*Aim of the task*. Reproduce each line exactly, including spacing and punctuation.
---- Material provided
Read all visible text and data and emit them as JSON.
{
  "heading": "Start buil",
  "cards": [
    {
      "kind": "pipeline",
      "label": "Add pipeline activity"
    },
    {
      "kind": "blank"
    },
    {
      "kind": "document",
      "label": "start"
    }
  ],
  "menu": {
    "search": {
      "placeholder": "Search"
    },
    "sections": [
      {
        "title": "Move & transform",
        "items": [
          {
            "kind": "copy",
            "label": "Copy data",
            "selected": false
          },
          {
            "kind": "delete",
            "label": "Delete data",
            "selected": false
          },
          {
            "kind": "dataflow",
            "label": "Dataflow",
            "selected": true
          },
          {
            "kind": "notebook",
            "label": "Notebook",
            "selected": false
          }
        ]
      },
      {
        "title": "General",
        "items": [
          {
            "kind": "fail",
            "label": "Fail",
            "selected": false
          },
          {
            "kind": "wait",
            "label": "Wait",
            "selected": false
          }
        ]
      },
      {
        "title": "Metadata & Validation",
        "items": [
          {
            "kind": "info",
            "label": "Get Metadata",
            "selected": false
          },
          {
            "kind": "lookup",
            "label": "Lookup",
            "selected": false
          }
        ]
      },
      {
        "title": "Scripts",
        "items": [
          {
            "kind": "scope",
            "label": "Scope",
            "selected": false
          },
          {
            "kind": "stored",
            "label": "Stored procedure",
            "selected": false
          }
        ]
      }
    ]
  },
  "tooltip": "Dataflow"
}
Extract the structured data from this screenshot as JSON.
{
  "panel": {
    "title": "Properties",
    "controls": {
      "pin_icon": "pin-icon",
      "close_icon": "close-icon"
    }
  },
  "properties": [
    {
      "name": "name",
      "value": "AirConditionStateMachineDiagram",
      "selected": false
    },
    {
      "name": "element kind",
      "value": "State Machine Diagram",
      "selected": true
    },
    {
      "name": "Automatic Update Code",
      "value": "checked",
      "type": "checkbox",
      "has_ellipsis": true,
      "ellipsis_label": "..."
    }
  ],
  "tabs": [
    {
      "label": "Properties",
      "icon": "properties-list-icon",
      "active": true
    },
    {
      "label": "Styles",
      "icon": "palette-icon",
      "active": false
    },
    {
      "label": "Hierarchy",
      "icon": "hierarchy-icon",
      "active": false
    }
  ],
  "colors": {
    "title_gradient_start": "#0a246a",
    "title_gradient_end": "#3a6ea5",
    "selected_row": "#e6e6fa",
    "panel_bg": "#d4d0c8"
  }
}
--------
*Answer for this exercise*.
Read all visible text and data and emit them as JSON.
{
  "heading": "Start buil",
  "cards": [
    {
      "kind": "pipeline",
      "label": "Add pipeline activity"
    },
    {
      "kind": "blank"
    },
    {
      "kind": "document",
      "label": "start"
    }
  ],
  "menu": {
    "search": {
      "placeholder": "Search"
    },
    "sections": [
      {
        "title": "Move & transform",
        "items": [
          {
            "kind": "copy",
            "label": "Copy data",
            "selected": false
          },
          {
            "kind": "delete",
            "label": "Delete data",
            "selected": false
          },
          {
            "kind": "dataflow",
            "label": "Dataflow",
            "selected": true
          },
          {
            "kind": "notebook",
            "label": "Notebook",
            "selected": false
          }
        ]
      },
      {
        "title": "General",
        "items": [
          {
            "kind": "fail",
            "label": "Fail",
            "selected": false
          },
          {
            "kind": "wait",
            "label": "Wait",
            "selected": false
          }
        ]
      },
      {
        "title": "Metadata & Validation",
        "items": [
          {
            "kind": "info",
            "label": "Get Metadata",
            "selected": false
          },
          {
            "kind": "lookup",
            "label": "Lookup",
            "selected": false
          }
        ]
      },
      {
        "title": "Scripts",
        "items": [
          {
            "kind": "scope",
            "label": "Scope",
            "selected": false
          },
          {
            "kind": "stored",
            "label": "Stored procedure",
            "selected": false
          }
        ]
      }
    ]
  },
  "tooltip": "Dataflow"
}
Extract the structured data from this screenshot as JSON.
{
  "panel": {
    "title": "Properties",
    "controls": {
      "pin_icon": "pin-icon",
      "close_icon": "close-icon"
    }
  },
  "properties": [
    {
      "name": "name",
      "value": "AirConditionStateMachineDiagram",
      "selected": false
    },
    {
      "name": "element kind",
      "value": "State Machine Diagram",
      "selected": true
    },
    {
      "name": "Automatic Update Code",
      "value": "checked",
      "type": "checkbox",
      "has_ellipsis": true,
      "ellipsis_label": "..."
    }
  ],
  "tabs": [
    {
      "label": "Properties",
      "icon": "properties-list-icon",
      "active": true
    },
    {
      "label": "Styles",
      "icon": "palette-icon",
      "active": false
    },
    {
      "label": "Hierarchy",
      "icon": "hierarchy-icon",
      "active": false
    }
  ],
  "colors": {
    "title_gradient_start": "#0a246a",
    "title_gradient_end": "#3a6ea5",
    "selected_row": "#e6e6fa",
    "panel_bg": "#d4d0c8"
  }
}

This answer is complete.